= Exercise details =
Copy each line where the word "dibujo" occurs.

= Exercise input =
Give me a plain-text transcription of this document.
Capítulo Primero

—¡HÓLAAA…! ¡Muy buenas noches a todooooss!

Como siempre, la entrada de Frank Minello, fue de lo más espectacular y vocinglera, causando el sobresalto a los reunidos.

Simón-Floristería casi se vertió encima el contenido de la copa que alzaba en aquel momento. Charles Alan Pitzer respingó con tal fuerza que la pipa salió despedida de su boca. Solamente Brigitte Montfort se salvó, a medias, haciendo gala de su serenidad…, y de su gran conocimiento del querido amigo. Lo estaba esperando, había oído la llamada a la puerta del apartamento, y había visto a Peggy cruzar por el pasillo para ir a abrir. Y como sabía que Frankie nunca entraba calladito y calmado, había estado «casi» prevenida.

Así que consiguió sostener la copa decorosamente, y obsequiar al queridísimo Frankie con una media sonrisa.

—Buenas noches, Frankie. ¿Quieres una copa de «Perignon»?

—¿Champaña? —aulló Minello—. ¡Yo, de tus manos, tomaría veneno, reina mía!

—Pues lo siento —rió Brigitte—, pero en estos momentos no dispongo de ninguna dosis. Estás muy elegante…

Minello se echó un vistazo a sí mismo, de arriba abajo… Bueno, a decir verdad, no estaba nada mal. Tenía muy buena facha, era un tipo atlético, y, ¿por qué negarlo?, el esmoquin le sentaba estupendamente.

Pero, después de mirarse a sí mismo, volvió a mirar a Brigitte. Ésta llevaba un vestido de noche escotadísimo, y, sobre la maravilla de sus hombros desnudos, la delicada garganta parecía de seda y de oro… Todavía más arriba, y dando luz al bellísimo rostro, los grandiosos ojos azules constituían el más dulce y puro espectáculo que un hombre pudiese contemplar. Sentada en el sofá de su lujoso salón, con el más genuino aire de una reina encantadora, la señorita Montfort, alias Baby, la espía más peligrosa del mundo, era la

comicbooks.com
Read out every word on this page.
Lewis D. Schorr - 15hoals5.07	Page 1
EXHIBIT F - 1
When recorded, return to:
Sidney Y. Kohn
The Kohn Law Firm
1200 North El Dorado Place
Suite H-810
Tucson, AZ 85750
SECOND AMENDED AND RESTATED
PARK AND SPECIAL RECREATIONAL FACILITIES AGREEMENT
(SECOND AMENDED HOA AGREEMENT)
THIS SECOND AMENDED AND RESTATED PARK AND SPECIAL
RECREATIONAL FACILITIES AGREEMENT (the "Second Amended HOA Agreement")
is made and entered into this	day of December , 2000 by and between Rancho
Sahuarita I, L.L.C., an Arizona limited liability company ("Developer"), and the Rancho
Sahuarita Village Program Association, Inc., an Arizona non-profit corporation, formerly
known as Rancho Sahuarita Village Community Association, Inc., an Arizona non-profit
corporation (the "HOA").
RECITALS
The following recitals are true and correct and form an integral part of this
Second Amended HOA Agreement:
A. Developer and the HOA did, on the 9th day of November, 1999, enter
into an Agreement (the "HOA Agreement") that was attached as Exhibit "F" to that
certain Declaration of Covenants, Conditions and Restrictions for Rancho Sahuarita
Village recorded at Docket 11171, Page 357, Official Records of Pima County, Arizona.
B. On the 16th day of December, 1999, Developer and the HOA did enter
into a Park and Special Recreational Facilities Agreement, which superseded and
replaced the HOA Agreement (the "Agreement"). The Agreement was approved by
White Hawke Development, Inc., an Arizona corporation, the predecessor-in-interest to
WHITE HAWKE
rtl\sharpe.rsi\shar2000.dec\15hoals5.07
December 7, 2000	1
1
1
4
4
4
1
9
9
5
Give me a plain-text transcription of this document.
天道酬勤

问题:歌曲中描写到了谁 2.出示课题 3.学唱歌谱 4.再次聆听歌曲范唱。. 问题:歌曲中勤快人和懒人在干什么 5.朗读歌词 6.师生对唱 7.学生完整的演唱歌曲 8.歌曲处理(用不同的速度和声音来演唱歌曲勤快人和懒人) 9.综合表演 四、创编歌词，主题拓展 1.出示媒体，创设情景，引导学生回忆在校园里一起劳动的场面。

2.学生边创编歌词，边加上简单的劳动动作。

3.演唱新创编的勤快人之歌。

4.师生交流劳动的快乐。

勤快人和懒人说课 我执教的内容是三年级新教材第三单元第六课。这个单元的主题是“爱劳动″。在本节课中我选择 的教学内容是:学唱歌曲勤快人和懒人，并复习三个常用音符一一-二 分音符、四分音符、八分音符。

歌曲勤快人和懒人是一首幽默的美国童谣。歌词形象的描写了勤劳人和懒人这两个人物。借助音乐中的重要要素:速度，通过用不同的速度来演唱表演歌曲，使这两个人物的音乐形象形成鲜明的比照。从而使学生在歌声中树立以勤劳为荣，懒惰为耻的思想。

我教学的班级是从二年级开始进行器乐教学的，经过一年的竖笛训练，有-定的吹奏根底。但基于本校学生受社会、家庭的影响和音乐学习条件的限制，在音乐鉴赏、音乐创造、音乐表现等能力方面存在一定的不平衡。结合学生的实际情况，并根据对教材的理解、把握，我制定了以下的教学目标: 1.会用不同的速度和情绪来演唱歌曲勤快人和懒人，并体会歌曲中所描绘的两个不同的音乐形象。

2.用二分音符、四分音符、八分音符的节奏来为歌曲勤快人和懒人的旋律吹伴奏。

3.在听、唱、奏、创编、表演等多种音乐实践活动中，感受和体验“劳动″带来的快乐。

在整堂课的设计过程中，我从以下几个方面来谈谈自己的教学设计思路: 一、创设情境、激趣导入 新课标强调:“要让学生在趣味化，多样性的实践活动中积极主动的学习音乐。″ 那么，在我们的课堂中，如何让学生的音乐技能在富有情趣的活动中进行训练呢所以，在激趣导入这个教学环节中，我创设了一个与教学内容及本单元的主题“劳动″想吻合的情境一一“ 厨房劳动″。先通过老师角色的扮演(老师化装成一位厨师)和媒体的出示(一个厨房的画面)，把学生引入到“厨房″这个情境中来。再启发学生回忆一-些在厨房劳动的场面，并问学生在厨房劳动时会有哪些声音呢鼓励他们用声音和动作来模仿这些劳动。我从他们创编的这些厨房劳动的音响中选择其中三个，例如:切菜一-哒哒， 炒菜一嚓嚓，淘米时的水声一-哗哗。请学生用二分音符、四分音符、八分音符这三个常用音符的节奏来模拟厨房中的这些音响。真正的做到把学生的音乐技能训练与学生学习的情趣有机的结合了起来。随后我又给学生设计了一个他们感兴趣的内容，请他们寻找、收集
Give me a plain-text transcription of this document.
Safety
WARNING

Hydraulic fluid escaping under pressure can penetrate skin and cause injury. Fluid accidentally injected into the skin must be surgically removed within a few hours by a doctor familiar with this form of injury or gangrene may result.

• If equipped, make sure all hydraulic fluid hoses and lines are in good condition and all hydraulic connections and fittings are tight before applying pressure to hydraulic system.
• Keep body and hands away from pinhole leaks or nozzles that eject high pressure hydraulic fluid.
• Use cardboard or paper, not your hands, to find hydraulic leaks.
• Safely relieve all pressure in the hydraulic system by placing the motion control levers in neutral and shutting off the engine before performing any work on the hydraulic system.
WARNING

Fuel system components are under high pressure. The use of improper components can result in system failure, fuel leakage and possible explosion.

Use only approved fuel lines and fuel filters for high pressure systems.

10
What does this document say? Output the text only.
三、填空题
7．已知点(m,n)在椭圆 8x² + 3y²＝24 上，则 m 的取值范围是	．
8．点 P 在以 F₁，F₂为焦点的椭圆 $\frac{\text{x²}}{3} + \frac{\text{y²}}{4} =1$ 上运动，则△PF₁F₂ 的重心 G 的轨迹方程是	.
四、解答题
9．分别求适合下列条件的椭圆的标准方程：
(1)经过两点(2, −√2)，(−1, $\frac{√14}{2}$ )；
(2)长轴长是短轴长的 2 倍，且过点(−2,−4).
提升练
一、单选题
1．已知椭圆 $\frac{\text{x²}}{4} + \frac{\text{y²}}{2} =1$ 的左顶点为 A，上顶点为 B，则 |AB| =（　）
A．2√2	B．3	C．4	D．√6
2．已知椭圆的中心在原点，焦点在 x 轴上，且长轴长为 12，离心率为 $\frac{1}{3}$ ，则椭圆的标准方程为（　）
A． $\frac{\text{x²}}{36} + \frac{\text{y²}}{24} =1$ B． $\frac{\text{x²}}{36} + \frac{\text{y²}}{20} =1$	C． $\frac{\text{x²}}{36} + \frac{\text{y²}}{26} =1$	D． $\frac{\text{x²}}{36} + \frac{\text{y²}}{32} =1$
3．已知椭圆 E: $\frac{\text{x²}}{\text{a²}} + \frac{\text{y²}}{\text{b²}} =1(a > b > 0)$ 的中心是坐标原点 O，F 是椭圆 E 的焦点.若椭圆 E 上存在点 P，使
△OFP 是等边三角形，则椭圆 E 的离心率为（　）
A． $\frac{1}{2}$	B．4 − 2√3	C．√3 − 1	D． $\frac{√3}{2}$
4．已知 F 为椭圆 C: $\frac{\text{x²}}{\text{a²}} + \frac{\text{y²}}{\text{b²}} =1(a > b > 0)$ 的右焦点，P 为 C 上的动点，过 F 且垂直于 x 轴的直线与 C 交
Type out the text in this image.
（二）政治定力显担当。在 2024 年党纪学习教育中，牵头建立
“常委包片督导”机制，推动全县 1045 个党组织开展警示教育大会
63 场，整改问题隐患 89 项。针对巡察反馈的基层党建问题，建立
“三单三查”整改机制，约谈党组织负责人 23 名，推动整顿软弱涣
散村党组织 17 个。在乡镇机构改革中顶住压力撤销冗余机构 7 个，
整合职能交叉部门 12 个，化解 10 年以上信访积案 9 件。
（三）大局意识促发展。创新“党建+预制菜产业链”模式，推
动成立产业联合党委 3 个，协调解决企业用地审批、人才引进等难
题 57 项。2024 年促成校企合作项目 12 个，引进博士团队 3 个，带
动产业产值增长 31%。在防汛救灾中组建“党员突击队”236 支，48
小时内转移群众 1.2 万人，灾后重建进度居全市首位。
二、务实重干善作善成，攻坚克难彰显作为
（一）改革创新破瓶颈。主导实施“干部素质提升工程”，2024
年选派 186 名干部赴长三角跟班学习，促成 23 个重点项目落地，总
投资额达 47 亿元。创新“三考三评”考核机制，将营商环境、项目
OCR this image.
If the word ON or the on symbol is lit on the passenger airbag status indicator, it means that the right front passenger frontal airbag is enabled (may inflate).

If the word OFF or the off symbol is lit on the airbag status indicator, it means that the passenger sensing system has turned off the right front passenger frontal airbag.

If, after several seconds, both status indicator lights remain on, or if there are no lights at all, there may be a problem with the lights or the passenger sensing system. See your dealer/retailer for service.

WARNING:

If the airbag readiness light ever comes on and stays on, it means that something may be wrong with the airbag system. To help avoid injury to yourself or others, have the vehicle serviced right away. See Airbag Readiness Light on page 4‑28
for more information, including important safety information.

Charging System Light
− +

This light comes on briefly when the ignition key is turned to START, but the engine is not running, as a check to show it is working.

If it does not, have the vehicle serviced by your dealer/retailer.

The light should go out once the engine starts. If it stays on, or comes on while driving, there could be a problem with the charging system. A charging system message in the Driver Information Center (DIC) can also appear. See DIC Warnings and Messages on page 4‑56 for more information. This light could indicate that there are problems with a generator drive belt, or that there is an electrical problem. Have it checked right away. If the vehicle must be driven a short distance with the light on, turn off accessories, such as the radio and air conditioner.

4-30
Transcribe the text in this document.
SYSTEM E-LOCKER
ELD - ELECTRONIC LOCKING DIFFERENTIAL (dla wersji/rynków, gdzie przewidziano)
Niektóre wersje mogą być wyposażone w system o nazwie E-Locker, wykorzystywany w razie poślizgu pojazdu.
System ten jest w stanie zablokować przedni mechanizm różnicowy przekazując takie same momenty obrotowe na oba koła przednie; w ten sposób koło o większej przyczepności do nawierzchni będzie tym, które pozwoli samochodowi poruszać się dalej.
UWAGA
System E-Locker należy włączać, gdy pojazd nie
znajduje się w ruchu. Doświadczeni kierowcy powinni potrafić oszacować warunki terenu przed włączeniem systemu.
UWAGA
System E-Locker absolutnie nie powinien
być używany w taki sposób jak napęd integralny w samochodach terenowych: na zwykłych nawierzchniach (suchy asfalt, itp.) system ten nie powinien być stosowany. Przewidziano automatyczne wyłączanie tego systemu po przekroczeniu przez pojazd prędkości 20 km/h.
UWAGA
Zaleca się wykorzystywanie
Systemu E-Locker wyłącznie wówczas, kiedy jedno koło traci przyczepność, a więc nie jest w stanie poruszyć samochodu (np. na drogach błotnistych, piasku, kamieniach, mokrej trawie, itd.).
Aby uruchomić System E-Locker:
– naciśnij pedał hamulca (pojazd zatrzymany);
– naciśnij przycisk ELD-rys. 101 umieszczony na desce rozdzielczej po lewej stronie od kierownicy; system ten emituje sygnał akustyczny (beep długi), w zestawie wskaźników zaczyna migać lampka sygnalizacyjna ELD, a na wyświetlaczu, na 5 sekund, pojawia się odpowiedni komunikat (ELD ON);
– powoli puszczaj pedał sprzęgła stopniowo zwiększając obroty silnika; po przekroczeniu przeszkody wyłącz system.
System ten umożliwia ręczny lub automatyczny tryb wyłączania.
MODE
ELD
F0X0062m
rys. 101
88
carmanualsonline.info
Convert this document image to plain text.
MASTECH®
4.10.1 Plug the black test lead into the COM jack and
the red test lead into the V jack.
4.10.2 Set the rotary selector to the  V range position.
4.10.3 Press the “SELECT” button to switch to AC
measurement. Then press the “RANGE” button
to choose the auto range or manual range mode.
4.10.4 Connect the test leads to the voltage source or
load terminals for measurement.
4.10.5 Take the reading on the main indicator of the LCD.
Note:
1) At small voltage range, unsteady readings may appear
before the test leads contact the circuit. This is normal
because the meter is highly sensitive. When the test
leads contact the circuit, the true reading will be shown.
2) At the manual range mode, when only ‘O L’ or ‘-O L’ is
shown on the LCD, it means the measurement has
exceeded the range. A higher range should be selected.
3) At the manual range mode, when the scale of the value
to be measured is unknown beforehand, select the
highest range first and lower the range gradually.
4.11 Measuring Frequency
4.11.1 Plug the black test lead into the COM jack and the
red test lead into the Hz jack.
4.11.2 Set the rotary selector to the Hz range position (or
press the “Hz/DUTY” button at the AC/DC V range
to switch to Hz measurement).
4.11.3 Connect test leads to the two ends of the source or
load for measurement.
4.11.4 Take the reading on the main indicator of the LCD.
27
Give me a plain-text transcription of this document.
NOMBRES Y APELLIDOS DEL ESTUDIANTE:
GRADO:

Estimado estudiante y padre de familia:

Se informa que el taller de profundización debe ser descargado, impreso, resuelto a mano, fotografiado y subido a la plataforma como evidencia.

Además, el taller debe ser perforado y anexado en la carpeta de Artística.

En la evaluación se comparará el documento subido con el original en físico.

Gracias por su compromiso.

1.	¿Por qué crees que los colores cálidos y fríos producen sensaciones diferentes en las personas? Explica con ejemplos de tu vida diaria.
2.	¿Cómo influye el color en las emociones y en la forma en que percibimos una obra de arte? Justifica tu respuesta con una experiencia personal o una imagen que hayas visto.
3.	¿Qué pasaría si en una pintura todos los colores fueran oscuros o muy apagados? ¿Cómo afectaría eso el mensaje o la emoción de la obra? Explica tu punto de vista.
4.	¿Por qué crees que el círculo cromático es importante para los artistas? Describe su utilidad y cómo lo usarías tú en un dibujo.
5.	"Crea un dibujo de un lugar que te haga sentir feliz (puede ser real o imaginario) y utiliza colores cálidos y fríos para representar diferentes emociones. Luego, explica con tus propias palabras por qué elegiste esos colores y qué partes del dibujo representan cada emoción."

= Task result =
4.	¿Por qué crees que el círculo cromático es importante para los artistas? Describe su utilidad y cómo lo usarías tú en un dibujo.
5.	"Crea un dibujo de un lugar que te haga sentir feliz (puede ser real o imaginario) y utiliza colores cálidos y fríos para representar diferentes emociones. Luego, explica con tus propias palabras por qué elegiste esos colores y qué partes del dibujo representan cada emoción."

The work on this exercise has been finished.